### WHAT IS REQUIRED
The entries below should be quoted exactly, with no pictures carried over.

[Rows from a figure dataset]
- - - - -
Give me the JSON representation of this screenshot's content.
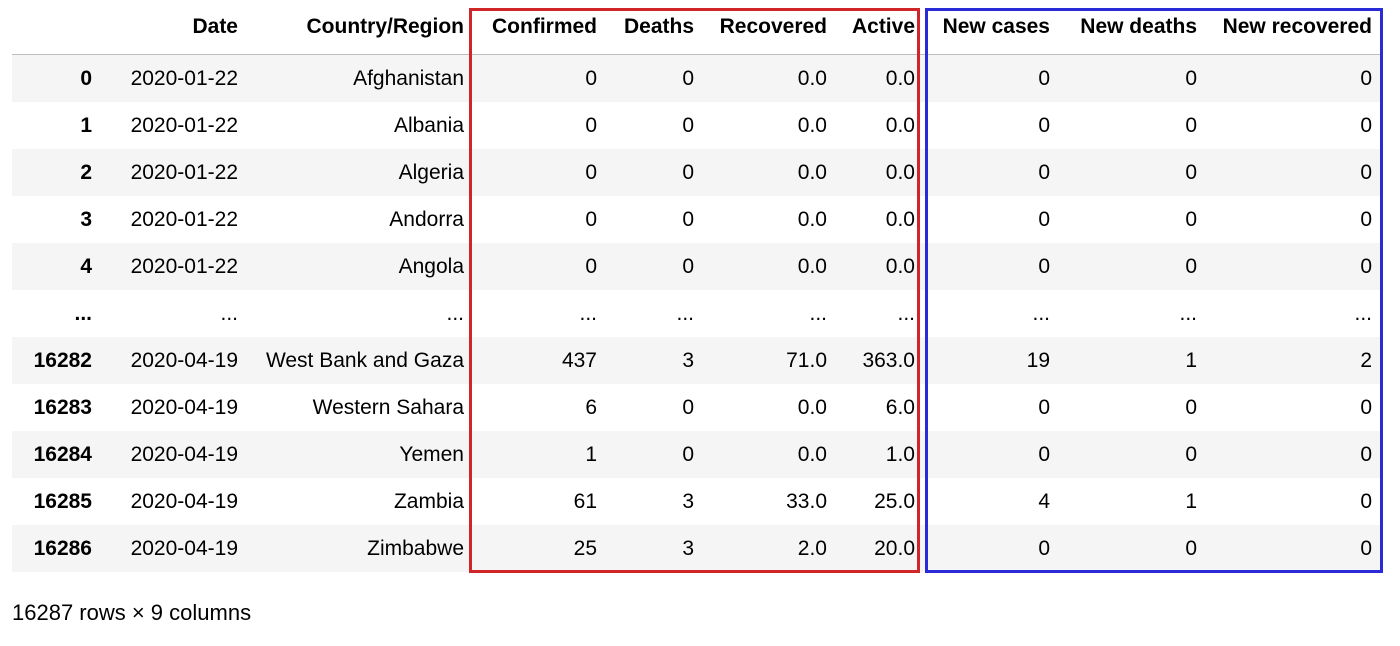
{
  "dataframe": {
    "index_header": "",
    "columns": [
      "Date",
      "Country/Region",
      "Confirmed",
      "Deaths",
      "Recovered",
      "Active",
      "New cases",
      "New deaths",
      "New recovered"
    ],
    "rows": [
      {
        "index": "0",
        "cells": [
          "2020-01-22",
          "Afghanistan",
          "0",
          "0",
          "0.0",
          "0.0",
          "0",
          "0",
          "0"
        ]
      },
      {
        "index": "1",
        "cells": [
          "2020-01-22",
          "Albania",
          "0",
          "0",
          "0.0",
          "0.0",
          "0",
          "0",
          "0"
        ]
      },
      {
        "index": "2",
        "cells": [
          "2020-01-22",
          "Algeria",
          "0",
          "0",
          "0.0",
          "0.0",
          "0",
          "0",
          "0"
        ]
      },
      {
        "index": "3",
        "cells": [
          "2020-01-22",
          "Andorra",
          "0",
          "0",
          "0.0",
          "0.0",
          "0",
          "0",
          "0"
        ]
      },
      {
        "index": "4",
        "cells": [
          "2020-01-22",
          "Angola",
          "0",
          "0",
          "0.0",
          "0.0",
          "0",
          "0",
          "0"
        ]
      },
      {
        "index": "...",
        "cells": [
          "...",
          "...",
          "...",
          "...",
          "...",
          "...",
          "...",
          "...",
          "..."
        ]
      },
      {
        "index": "16282",
        "cells": [
          "2020-04-19",
          "West Bank and Gaza",
          "437",
          "3",
          "71.0",
          "363.0",
          "19",
          "1",
          "2"
        ]
      },
      {
        "index": "16283",
        "cells": [
          "2020-04-19",
          "Western Sahara",
          "6",
          "0",
          "0.0",
          "6.0",
          "0",
          "0",
          "0"
        ]
      },
      {
        "index": "16284",
        "cells": [
          "2020-04-19",
          "Yemen",
          "1",
          "0",
          "0.0",
          "1.0",
          "0",
          "0",
          "0"
        ]
      },
      {
        "index": "16285",
        "cells": [
          "2020-04-19",
          "Zambia",
          "61",
          "3",
          "33.0",
          "25.0",
          "4",
          "1",
          "0"
        ]
      },
      {
        "index": "16286",
        "cells": [
          "2020-04-19",
          "Zimbabwe",
          "25",
          "3",
          "2.0",
          "20.0",
          "0",
          "0",
          "0"
        ]
      }
    ],
    "shape_text": "16287 rows × 9 columns"
  },
  "highlights": {
    "cumulative_box_color": "#d0262a",
    "daily_box_color": "#2a2ad6"
  }
}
- - - - -
### ANSWER TO THE PROBLEM
Give me the JSON representation of this screenshot's content.
{
  "dataframe": {
    "index_header": "",
    "columns": [
      "Date",
      "Country/Region",
      "Confirmed",
      "Deaths",
      "Recovered",
      "Active",
      "New cases",
      "New deaths",
      "New recovered"
    ],
    "rows": [
      {
        "index": "0",
        "cells": [
          "2020-01-22",
          "Afghanistan",
          "0",
          "0",
          "0.0",
          "0.0",
          "0",
          "0",
          "0"
        ]
      },
      {
        "index": "1",
        "cells": [
          "2020-01-22",
          "Albania",
          "0",
          "0",
          "0.0",
          "0.0",
          "0",
          "0",
          "0"
        ]
      },
      {
        "index": "2",
        "cells": [
          "2020-01-22",
          "Algeria",
          "0",
          "0",
          "0.0",
          "0.0",
          "0",
          "0",
          "0"
        ]
      },
      {
        "index": "3",
        "cells": [
          "2020-01-22",
          "Andorra",
          "0",
          "0",
          "0.0",
          "0.0",
          "0",
          "0",
          "0"
        ]
      },
      {
        "index": "4",
        "cells": [
          "2020-01-22",
          "Angola",
          "0",
          "0",
          "0.0",
          "0.0",
          "0",
          "0",
          "0"
        ]
      },
      {
        "index": "...",
        "cells": [
          "...",
          "...",
          "...",
          "...",
          "...",
          "...",
          "...",
          "...",
          "..."
        ]
      },
      {
        "index": "16282",
        "cells": [
          "2020-04-19",
          "West Bank and Gaza",
          "437",
          "3",
          "71.0",
          "363.0",
          "19",
          "1",
          "2"
        ]
      },
      {
        "index": "16283",
        "cells": [
          "2020-04-19",
          "Western Sahara",
          "6",
          "0",
          "0.0",
          "6.0",
          "0",
          "0",
          "0"
        ]
      },
      {
        "index": "16284",
        "cells": [
          "2020-04-19",
          "Yemen",
          "1",
          "0",
          "0.0",
          "1.0",
          "0",
          "0",
          "0"
        ]
      },
      {
        "index": "16285",
        "cells": [
          "2020-04-19",
          "Zambia",
          "61",
          "3",
          "33.0",
          "25.0",
          "4",
          "1",
          "0"
        ]
      },
      {
        "index": "16286",
        "cells": [
          "2020-04-19",
          "Zimbabwe",
          "25",
          "3",
          "2.0",
          "20.0",
          "0",
          "0",
          "0"
        ]
      }
    ],
    "shape_text": "16287 rows × 9 columns"
  },
  "highlights": {
    "cumulative_box_color": "#d0262a",
    "daily_box_color": "#2a2ad6"
  }
}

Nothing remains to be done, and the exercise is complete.